▸ DATASET RECORDS
::::::
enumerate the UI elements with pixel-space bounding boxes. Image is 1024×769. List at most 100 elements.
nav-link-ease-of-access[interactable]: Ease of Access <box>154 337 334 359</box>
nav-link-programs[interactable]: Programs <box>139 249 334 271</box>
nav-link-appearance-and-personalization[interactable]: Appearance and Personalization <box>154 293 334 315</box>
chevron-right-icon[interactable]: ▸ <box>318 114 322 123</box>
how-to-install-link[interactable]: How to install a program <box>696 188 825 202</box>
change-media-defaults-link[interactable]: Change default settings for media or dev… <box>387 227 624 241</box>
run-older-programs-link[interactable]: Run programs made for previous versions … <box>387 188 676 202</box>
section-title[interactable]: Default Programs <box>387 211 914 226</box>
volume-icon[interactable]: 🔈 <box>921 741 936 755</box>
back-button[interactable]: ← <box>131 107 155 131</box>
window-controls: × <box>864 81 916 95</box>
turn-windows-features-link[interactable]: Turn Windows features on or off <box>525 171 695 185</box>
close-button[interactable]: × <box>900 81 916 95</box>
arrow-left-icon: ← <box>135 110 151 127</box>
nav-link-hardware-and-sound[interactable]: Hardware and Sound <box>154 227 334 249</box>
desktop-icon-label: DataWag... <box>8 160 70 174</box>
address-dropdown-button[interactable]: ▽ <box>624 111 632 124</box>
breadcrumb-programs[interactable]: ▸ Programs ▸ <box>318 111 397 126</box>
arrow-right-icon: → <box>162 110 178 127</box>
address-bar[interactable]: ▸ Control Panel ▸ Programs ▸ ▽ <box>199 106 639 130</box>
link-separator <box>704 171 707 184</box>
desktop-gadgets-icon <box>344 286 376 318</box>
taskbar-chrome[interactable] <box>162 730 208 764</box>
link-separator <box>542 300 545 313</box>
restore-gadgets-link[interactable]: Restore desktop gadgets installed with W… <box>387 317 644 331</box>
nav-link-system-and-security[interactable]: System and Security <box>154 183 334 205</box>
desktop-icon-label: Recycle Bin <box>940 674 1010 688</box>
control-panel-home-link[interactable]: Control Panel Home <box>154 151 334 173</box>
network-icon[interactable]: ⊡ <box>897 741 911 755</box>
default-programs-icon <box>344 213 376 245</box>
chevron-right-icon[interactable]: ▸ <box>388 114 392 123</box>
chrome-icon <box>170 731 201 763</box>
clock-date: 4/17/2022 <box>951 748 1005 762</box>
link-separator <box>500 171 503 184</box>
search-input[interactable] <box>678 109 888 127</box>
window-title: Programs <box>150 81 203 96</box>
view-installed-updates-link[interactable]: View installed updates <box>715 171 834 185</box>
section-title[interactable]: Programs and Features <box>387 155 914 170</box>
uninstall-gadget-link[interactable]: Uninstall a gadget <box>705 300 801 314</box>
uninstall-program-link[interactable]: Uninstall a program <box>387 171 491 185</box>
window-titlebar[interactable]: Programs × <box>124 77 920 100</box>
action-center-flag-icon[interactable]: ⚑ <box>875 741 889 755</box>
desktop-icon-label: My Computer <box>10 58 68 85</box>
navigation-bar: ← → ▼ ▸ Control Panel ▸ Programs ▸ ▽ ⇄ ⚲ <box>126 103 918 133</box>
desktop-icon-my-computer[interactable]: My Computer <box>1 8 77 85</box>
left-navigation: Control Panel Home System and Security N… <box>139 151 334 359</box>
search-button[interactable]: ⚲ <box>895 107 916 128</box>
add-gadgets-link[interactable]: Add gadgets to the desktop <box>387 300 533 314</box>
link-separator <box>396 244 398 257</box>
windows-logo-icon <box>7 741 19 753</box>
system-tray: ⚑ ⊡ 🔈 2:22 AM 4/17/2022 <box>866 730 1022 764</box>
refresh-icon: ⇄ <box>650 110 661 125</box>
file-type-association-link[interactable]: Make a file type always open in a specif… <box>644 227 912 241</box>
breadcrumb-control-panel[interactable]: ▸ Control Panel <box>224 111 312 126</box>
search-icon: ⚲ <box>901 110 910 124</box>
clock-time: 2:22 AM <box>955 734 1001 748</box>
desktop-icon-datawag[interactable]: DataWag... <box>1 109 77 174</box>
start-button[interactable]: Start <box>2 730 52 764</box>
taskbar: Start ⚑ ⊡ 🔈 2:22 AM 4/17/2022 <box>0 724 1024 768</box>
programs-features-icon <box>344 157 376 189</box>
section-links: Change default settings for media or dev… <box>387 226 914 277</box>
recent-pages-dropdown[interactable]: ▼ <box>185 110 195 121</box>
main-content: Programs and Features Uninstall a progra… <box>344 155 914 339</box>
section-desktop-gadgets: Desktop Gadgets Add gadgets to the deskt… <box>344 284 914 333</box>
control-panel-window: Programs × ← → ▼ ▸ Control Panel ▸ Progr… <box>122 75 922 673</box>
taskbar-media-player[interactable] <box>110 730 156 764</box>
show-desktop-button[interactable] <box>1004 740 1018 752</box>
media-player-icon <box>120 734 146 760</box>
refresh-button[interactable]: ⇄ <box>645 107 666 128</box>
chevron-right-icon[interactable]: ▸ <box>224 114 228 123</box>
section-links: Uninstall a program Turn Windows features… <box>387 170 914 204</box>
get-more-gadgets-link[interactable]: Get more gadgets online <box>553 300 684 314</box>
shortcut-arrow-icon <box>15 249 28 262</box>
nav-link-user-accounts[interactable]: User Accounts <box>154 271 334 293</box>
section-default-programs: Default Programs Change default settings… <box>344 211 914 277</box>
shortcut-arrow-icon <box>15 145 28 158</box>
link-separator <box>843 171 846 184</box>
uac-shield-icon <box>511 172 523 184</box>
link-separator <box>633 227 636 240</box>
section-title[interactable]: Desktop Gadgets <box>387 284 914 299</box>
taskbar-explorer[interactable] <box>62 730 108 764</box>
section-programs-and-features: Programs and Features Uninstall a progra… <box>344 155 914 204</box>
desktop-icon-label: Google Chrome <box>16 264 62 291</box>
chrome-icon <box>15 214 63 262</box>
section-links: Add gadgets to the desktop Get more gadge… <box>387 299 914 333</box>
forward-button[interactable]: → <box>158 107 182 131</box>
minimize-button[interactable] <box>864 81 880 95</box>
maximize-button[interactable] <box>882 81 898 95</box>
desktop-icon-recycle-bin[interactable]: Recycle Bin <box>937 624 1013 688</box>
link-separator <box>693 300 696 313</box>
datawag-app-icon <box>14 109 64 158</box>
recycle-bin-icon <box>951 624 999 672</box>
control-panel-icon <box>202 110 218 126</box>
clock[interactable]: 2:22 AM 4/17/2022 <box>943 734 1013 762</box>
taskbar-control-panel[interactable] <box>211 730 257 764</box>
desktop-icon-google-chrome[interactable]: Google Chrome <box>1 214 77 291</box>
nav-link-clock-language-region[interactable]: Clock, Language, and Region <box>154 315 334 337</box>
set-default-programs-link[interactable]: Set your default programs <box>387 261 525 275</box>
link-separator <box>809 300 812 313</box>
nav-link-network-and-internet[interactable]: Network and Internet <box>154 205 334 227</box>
::::::
▸ EXERCISE PROMPT
Rewrite the listing with every "link-separator" swapped for "link-divider", leaving everything else untouched.

▸ WORKED ANSWER
enumerate the UI elements with pixel-space bounding boxes. Image is 1024×769. List at most 100 elements.
nav-link-ease-of-access[interactable]: Ease of Access <box>154 337 334 359</box>
nav-link-programs[interactable]: Programs <box>139 249 334 271</box>
nav-link-appearance-and-personalization[interactable]: Appearance and Personalization <box>154 293 334 315</box>
chevron-right-icon[interactable]: ▸ <box>318 114 322 123</box>
how-to-install-link[interactable]: How to install a program <box>696 188 825 202</box>
change-media-defaults-link[interactable]: Change default settings for media or dev… <box>387 227 624 241</box>
run-older-programs-link[interactable]: Run programs made for previous versions … <box>387 188 676 202</box>
section-title[interactable]: Default Programs <box>387 211 914 226</box>
volume-icon[interactable]: 🔈 <box>921 741 936 755</box>
back-button[interactable]: ← <box>131 107 155 131</box>
window-controls: × <box>864 81 916 95</box>
turn-windows-features-link[interactable]: Turn Windows features on or off <box>525 171 695 185</box>
close-button[interactable]: × <box>900 81 916 95</box>
arrow-left-icon: ← <box>135 110 151 127</box>
nav-link-hardware-and-sound[interactable]: Hardware and Sound <box>154 227 334 249</box>
desktop-icon-label: DataWag... <box>8 160 70 174</box>
address-dropdown-button[interactable]: ▽ <box>624 111 632 124</box>
breadcrumb-programs[interactable]: ▸ Programs ▸ <box>318 111 397 126</box>
arrow-right-icon: → <box>162 110 178 127</box>
address-bar[interactable]: ▸ Control Panel ▸ Programs ▸ ▽ <box>199 106 639 130</box>
link-divider <box>704 171 707 184</box>
desktop-gadgets-icon <box>344 286 376 318</box>
taskbar-chrome[interactable] <box>162 730 208 764</box>
link-divider <box>542 300 545 313</box>
restore-gadgets-link[interactable]: Restore desktop gadgets installed with W… <box>387 317 644 331</box>
nav-link-system-and-security[interactable]: System and Security <box>154 183 334 205</box>
desktop-icon-label: Recycle Bin <box>940 674 1010 688</box>
control-panel-home-link[interactable]: Control Panel Home <box>154 151 334 173</box>
network-icon[interactable]: ⊡ <box>897 741 911 755</box>
default-programs-icon <box>344 213 376 245</box>
chevron-right-icon[interactable]: ▸ <box>388 114 392 123</box>
chrome-icon <box>170 731 201 763</box>
clock-date: 4/17/2022 <box>951 748 1005 762</box>
link-divider <box>500 171 503 184</box>
search-input[interactable] <box>678 109 888 127</box>
window-title: Programs <box>150 81 203 96</box>
view-installed-updates-link[interactable]: View installed updates <box>715 171 834 185</box>
section-title[interactable]: Programs and Features <box>387 155 914 170</box>
uninstall-gadget-link[interactable]: Uninstall a gadget <box>705 300 801 314</box>
uninstall-program-link[interactable]: Uninstall a program <box>387 171 491 185</box>
window-titlebar[interactable]: Programs × <box>124 77 920 100</box>
action-center-flag-icon[interactable]: ⚑ <box>875 741 889 755</box>
desktop-icon-label: My Computer <box>10 58 68 85</box>
navigation-bar: ← → ▼ ▸ Control Panel ▸ Programs ▸ ▽ ⇄ ⚲ <box>126 103 918 133</box>
desktop-icon-my-computer[interactable]: My Computer <box>1 8 77 85</box>
left-navigation: Control Panel Home System and Security N… <box>139 151 334 359</box>
search-button[interactable]: ⚲ <box>895 107 916 128</box>
add-gadgets-link[interactable]: Add gadgets to the desktop <box>387 300 533 314</box>
link-divider <box>396 244 398 257</box>
windows-logo-icon <box>7 741 19 753</box>
system-tray: ⚑ ⊡ 🔈 2:22 AM 4/17/2022 <box>866 730 1022 764</box>
refresh-icon: ⇄ <box>650 110 661 125</box>
file-type-association-link[interactable]: Make a file type always open in a specif… <box>644 227 912 241</box>
breadcrumb-control-panel[interactable]: ▸ Control Panel <box>224 111 312 126</box>
search-icon: ⚲ <box>901 110 910 124</box>
clock-time: 2:22 AM <box>955 734 1001 748</box>
desktop-icon-datawag[interactable]: DataWag... <box>1 109 77 174</box>
start-button[interactable]: Start <box>2 730 52 764</box>
taskbar: Start ⚑ ⊡ 🔈 2:22 AM 4/17/2022 <box>0 724 1024 768</box>
programs-features-icon <box>344 157 376 189</box>
section-links: Change default settings for media or dev… <box>387 226 914 277</box>
recent-pages-dropdown[interactable]: ▼ <box>185 110 195 121</box>
main-content: Programs and Features Uninstall a progra… <box>344 155 914 339</box>
section-desktop-gadgets: Desktop Gadgets Add gadgets to the deskt… <box>344 284 914 333</box>
control-panel-window: Programs × ← → ▼ ▸ Control Panel ▸ Progr… <box>122 75 922 673</box>
taskbar-media-player[interactable] <box>110 730 156 764</box>
show-desktop-button[interactable] <box>1004 740 1018 752</box>
media-player-icon <box>120 734 146 760</box>
refresh-button[interactable]: ⇄ <box>645 107 666 128</box>
chevron-right-icon[interactable]: ▸ <box>224 114 228 123</box>
section-links: Uninstall a program Turn Windows features… <box>387 170 914 204</box>
get-more-gadgets-link[interactable]: Get more gadgets online <box>553 300 684 314</box>
shortcut-arrow-icon <box>15 249 28 262</box>
nav-link-user-accounts[interactable]: User Accounts <box>154 271 334 293</box>
section-default-programs: Default Programs Change default settings… <box>344 211 914 277</box>
shortcut-arrow-icon <box>15 145 28 158</box>
link-divider <box>843 171 846 184</box>
uac-shield-icon <box>511 172 523 184</box>
link-divider <box>633 227 636 240</box>
section-title[interactable]: Desktop Gadgets <box>387 284 914 299</box>
taskbar-explorer[interactable] <box>62 730 108 764</box>
section-programs-and-features: Programs and Features Uninstall a progra… <box>344 155 914 204</box>
desktop-icon-label: Google Chrome <box>16 264 62 291</box>
chrome-icon <box>15 214 63 262</box>
section-links: Add gadgets to the desktop Get more gadge… <box>387 299 914 333</box>
forward-button[interactable]: → <box>158 107 182 131</box>
minimize-button[interactable] <box>864 81 880 95</box>
maximize-button[interactable] <box>882 81 898 95</box>
desktop-icon-recycle-bin[interactable]: Recycle Bin <box>937 624 1013 688</box>
link-divider <box>693 300 696 313</box>
datawag-app-icon <box>14 109 64 158</box>
recycle-bin-icon <box>951 624 999 672</box>
control-panel-icon <box>202 110 218 126</box>
clock[interactable]: 2:22 AM 4/17/2022 <box>943 734 1013 762</box>
taskbar-control-panel[interactable] <box>211 730 257 764</box>
desktop-icon-google-chrome[interactable]: Google Chrome <box>1 214 77 291</box>
nav-link-clock-language-region[interactable]: Clock, Language, and Region <box>154 315 334 337</box>
set-default-programs-link[interactable]: Set your default programs <box>387 261 525 275</box>
link-divider <box>809 300 812 313</box>
nav-link-network-and-internet[interactable]: Network and Internet <box>154 205 334 227</box>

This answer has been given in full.